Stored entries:
---
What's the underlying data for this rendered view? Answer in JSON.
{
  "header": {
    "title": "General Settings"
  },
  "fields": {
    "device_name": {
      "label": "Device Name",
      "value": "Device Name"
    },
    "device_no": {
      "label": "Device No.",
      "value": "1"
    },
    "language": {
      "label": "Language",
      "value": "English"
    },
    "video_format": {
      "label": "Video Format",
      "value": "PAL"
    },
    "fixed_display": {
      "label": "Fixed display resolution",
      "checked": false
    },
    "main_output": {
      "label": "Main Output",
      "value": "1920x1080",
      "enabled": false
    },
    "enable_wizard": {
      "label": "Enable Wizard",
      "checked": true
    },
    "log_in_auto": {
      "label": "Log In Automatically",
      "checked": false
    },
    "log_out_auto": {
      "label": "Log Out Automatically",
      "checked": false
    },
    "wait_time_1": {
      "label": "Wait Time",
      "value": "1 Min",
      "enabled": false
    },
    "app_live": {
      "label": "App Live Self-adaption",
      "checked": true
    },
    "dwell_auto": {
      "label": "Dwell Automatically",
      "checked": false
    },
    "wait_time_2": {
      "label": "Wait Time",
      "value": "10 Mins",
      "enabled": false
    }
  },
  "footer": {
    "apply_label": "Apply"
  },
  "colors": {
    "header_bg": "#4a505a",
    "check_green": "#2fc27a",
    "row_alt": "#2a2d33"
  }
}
---
Gather up every line in the data above that contains the word "Automatically", copying each one.

Task response ::
      "label": "Log In Automatically",
      "label": "Log Out Automatically",
      "label": "Dwell Automatically",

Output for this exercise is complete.